The entries need to be copied exactly.

-=-=-=-=-

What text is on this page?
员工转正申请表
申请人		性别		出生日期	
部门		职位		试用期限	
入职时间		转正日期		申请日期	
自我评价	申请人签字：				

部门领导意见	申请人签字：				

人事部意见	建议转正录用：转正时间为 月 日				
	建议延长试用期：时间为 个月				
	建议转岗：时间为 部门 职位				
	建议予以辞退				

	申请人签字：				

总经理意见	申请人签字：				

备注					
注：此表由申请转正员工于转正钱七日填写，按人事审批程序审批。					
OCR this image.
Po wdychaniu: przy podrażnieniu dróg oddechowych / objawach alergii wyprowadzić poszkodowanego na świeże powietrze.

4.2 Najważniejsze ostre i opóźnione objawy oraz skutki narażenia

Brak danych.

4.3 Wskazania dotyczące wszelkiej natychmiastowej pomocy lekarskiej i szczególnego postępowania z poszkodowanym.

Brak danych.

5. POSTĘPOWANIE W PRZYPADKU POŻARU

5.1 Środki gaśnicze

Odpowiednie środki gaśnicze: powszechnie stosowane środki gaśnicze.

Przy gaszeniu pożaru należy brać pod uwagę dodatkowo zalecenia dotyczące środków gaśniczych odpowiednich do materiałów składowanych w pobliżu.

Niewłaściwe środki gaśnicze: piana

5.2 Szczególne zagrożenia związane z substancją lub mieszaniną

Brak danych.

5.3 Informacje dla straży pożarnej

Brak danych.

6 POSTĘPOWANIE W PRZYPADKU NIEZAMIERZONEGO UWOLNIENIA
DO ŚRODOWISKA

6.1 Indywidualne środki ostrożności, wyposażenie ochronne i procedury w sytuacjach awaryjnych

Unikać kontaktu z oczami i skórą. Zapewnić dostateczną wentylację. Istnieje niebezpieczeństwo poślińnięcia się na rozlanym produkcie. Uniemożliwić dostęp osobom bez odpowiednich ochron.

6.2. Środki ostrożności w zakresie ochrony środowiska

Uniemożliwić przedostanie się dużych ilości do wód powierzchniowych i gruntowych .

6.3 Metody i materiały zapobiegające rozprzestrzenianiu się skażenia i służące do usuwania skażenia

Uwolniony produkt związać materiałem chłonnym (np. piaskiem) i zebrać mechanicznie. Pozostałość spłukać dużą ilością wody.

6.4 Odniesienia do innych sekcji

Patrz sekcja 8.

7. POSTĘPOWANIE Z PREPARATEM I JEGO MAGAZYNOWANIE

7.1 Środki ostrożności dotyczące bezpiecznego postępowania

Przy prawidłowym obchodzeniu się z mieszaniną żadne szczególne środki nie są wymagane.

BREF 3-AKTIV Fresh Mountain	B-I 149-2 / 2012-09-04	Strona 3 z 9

-=-=-=-=-

EXERCISE ANSWER:
What text is on this page?
员工转正申请表
申请人		性别		出生日期	
部门		职位		试用期限	
入职时间		转正日期		申请日期	
自我评价	申请人签字：				

部门领导意见	申请人签字：				

人事部意见	建议转正录用：转正时间为 月 日				
	建议延长试用期：时间为 个月				
	建议转岗：时间为 部门 职位				
	建议予以辞退				

	申请人签字：				

总经理意见	申请人签字：				

备注					
注：此表由申请转正员工于转正钱七日填写，按人事审批程序审批。					
OCR this image.
Po wdychaniu: przy podrażnieniu dróg oddechowych / objawach alergii wyprowadzić poszkodowanego na świeże powietrze.

4.2 Najważniejsze ostre i opóźnione objawy oraz skutki narażenia

Brak danych.

4.3 Wskazania dotyczące wszelkiej natychmiastowej pomocy lekarskiej i szczególnego postępowania z poszkodowanym.

Brak danych.

5. POSTĘPOWANIE W PRZYPADKU POŻARU

5.1 Środki gaśnicze

Odpowiednie środki gaśnicze: powszechnie stosowane środki gaśnicze.

Przy gaszeniu pożaru należy brać pod uwagę dodatkowo zalecenia dotyczące środków gaśniczych odpowiednich do materiałów składowanych w pobliżu.

Niewłaściwe środki gaśnicze: piana

5.2 Szczególne zagrożenia związane z substancją lub mieszaniną

Brak danych.

5.3 Informacje dla straży pożarnej

Brak danych.

6 POSTĘPOWANIE W PRZYPADKU NIEZAMIERZONEGO UWOLNIENIA
DO ŚRODOWISKA

6.1 Indywidualne środki ostrożności, wyposażenie ochronne i procedury w sytuacjach awaryjnych

Unikać kontaktu z oczami i skórą. Zapewnić dostateczną wentylację. Istnieje niebezpieczeństwo poślińnięcia się na rozlanym produkcie. Uniemożliwić dostęp osobom bez odpowiednich ochron.

6.2. Środki ostrożności w zakresie ochrony środowiska

Uniemożliwić przedostanie się dużych ilości do wód powierzchniowych i gruntowych .

6.3 Metody i materiały zapobiegające rozprzestrzenianiu się skażenia i służące do usuwania skażenia

Uwolniony produkt związać materiałem chłonnym (np. piaskiem) i zebrać mechanicznie. Pozostałość spłukać dużą ilością wody.

6.4 Odniesienia do innych sekcji

Patrz sekcja 8.

7. POSTĘPOWANIE Z PREPARATEM I JEGO MAGAZYNOWANIE

7.1 Środki ostrożności dotyczące bezpiecznego postępowania

Przy prawidłowym obchodzeniu się z mieszaniną żadne szczególne środki nie są wymagane.

BREF 3-AKTIV Fresh Mountain	B-I 149-2 / 2012-09-04	Strona 3 z 9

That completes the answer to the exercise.